*TASK STATEMENT:* Strip the pictures and reproduce the rest of the listing exactly.

━━ DATA SUPPLIED

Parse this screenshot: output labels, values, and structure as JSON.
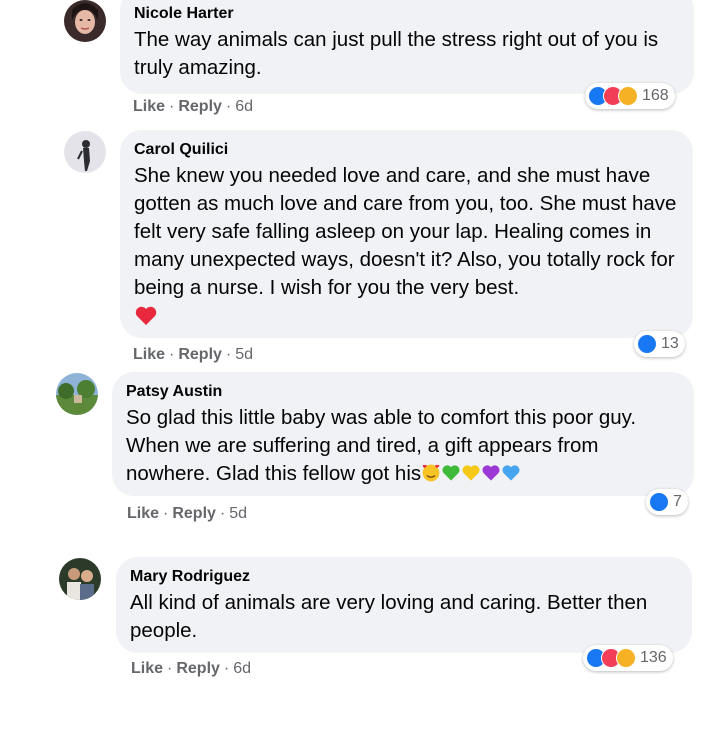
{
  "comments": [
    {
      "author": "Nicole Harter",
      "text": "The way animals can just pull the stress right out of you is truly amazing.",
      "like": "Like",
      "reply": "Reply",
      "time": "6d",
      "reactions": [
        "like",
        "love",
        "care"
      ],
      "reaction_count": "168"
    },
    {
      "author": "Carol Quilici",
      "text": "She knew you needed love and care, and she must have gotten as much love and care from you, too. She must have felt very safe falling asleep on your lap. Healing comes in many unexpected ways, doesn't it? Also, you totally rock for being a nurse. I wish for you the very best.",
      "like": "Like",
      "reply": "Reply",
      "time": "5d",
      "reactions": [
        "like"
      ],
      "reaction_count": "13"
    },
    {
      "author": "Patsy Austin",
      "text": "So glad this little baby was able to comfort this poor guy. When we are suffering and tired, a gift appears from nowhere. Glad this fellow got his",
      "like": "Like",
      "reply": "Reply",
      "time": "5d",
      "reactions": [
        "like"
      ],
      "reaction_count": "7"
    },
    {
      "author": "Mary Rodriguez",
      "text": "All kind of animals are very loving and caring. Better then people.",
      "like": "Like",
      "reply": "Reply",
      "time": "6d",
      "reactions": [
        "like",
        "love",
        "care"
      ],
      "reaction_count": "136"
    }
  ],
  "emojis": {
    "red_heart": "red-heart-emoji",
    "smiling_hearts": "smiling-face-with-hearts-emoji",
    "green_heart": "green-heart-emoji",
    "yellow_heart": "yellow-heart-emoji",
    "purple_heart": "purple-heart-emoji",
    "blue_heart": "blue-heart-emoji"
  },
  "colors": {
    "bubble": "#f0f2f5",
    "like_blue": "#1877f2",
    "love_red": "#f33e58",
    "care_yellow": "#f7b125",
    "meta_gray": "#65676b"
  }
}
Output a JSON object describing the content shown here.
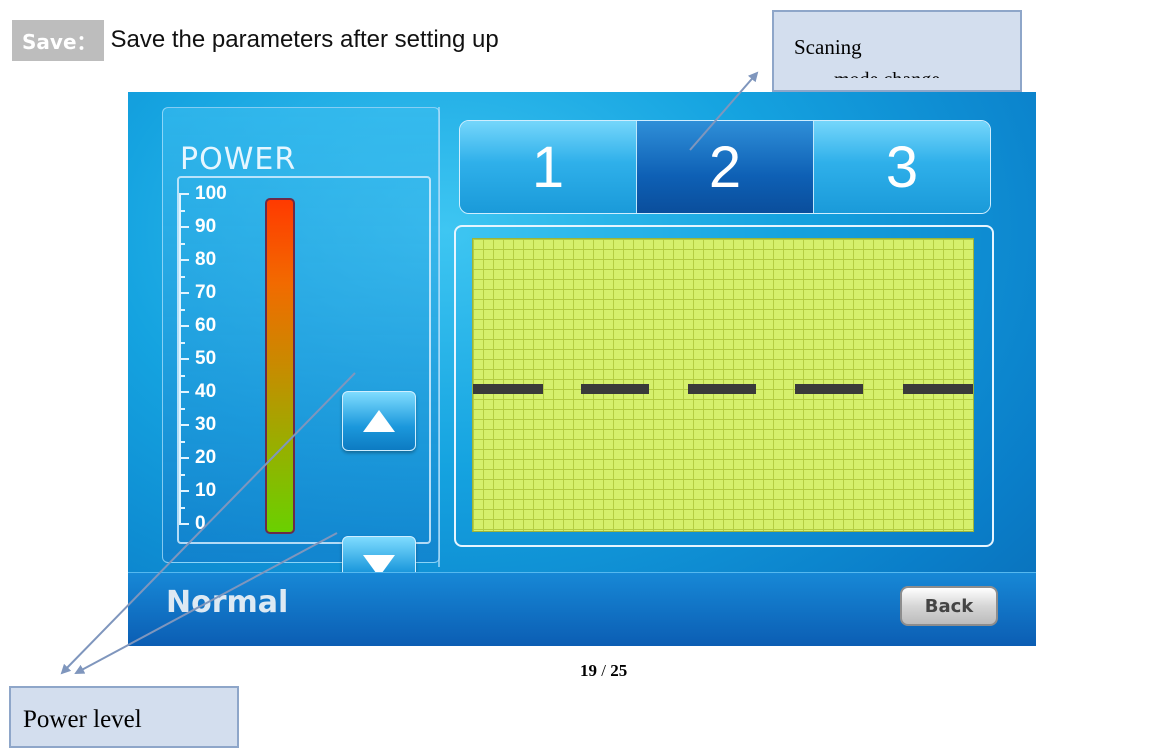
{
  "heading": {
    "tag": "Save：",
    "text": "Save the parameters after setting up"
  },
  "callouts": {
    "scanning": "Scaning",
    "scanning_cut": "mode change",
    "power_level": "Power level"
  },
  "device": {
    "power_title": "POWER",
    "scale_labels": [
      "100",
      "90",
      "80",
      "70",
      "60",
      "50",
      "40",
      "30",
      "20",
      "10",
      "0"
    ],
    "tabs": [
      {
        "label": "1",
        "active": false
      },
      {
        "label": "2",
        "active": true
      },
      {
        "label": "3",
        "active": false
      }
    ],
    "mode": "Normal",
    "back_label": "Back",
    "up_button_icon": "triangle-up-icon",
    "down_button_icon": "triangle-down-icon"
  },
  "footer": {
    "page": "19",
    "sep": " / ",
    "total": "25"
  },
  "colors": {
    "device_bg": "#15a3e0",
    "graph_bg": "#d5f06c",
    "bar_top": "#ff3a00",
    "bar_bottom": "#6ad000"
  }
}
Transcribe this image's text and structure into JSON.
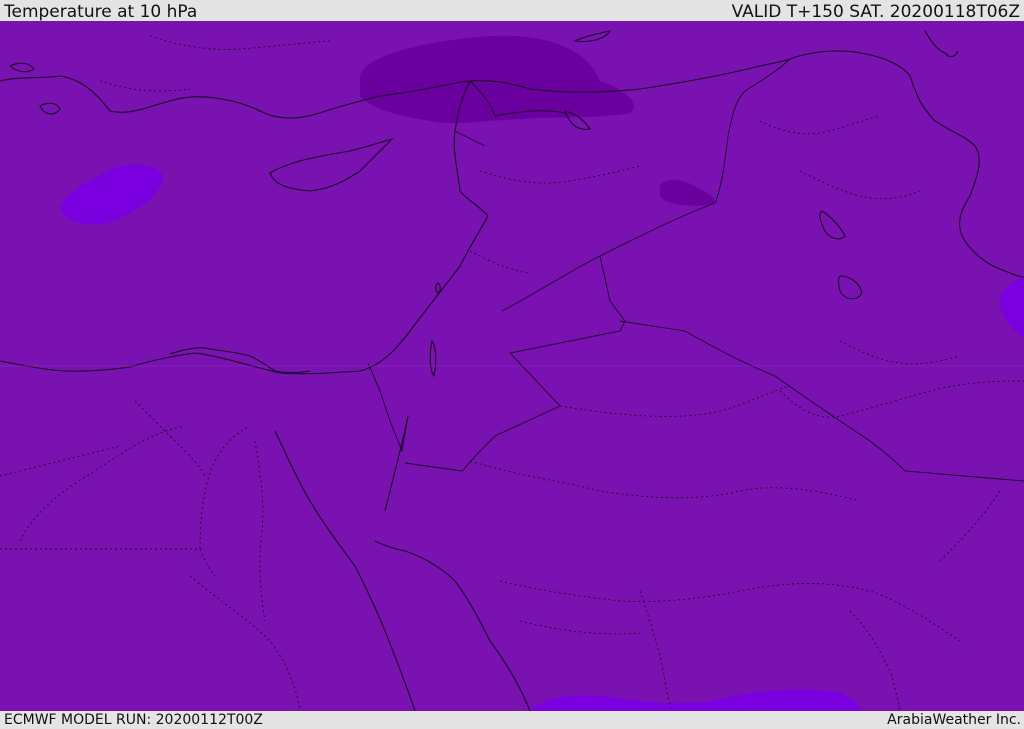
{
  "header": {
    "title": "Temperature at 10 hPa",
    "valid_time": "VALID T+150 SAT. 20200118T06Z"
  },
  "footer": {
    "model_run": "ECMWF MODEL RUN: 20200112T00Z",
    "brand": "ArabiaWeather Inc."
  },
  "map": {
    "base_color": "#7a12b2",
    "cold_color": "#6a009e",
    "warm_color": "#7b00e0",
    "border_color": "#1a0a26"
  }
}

━━━━

*TASK RESULT:*
Parse this screenshot: output labels, values, and structure as JSON.
{
  "comments": [
    {
      "author": "Nicole Harter",
      "text": "The way animals can just pull the stress right out of you is truly amazing.",
      "like": "Like",
      "reply": "Reply",
      "time": "6d",
      "reactions": [
        "like",
        "love",
        "care"
      ],
      "reaction_count": "168"
    },
    {
      "author": "Carol Quilici",
      "text": "She knew you needed love and care, and she must have gotten as much love and care from you, too. She must have felt very safe falling asleep on your lap. Healing comes in many unexpected ways, doesn't it? Also, you totally rock for being a nurse. I wish for you the very best.",
      "like": "Like",
      "reply": "Reply",
      "time": "5d",
      "reactions": [
        "like"
      ],
      "reaction_count": "13"
    },
    {
      "author": "Patsy Austin",
      "text": "So glad this little baby was able to comfort this poor guy. When we are suffering and tired, a gift appears from nowhere. Glad this fellow got his",
      "like": "Like",
      "reply": "Reply",
      "time": "5d",
      "reactions": [
        "like"
      ],
      "reaction_count": "7"
    },
    {
      "author": "Mary Rodriguez",
      "text": "All kind of animals are very loving and caring. Better then people.",
      "like": "Like",
      "reply": "Reply",
      "time": "6d",
      "reactions": [
        "like",
        "love",
        "care"
      ],
      "reaction_count": "136"
    }
  ],
  "emojis": {
    "red_heart": "red-heart-emoji",
    "smiling_hearts": "smiling-face-with-hearts-emoji",
    "green_heart": "green-heart-emoji",
    "yellow_heart": "yellow-heart-emoji",
    "purple_heart": "purple-heart-emoji",
    "blue_heart": "blue-heart-emoji"
  },
  "colors": {
    "bubble": "#f0f2f5",
    "like_blue": "#1877f2",
    "love_red": "#f33e58",
    "care_yellow": "#f7b125",
    "meta_gray": "#65676b"
  }
}
Output a JSON object describing the content shown here.
{
  "heading": {
    "tag": "Save：",
    "text": "Save the parameters after setting up"
  },
  "callouts": {
    "scanning": "Scaning",
    "scanning_cut": "mode change",
    "power_level": "Power level"
  },
  "device": {
    "power_title": "POWER",
    "scale_labels": [
      "100",
      "90",
      "80",
      "70",
      "60",
      "50",
      "40",
      "30",
      "20",
      "10",
      "0"
    ],
    "tabs": [
      {
        "label": "1",
        "active": false
      },
      {
        "label": "2",
        "active": true
      },
      {
        "label": "3",
        "active": false
      }
    ],
    "mode": "Normal",
    "back_label": "Back",
    "up_button_icon": "triangle-up-icon",
    "down_button_icon": "triangle-down-icon"
  },
  "footer": {
    "page": "19",
    "sep": " / ",
    "total": "25"
  },
  "colors": {
    "device_bg": "#15a3e0",
    "graph_bg": "#d5f06c",
    "bar_top": "#ff3a00",
    "bar_bottom": "#6ad000"
  }
}
Transcribe this image's text and structure into JSON.
{
  "header": {
    "title": "Temperature at 10 hPa",
    "valid_time": "VALID T+150 SAT. 20200118T06Z"
  },
  "footer": {
    "model_run": "ECMWF MODEL RUN: 20200112T00Z",
    "brand": "ArabiaWeather Inc."
  },
  "map": {
    "base_color": "#7a12b2",
    "cold_color": "#6a009e",
    "warm_color": "#7b00e0",
    "border_color": "#1a0a26"
  }
}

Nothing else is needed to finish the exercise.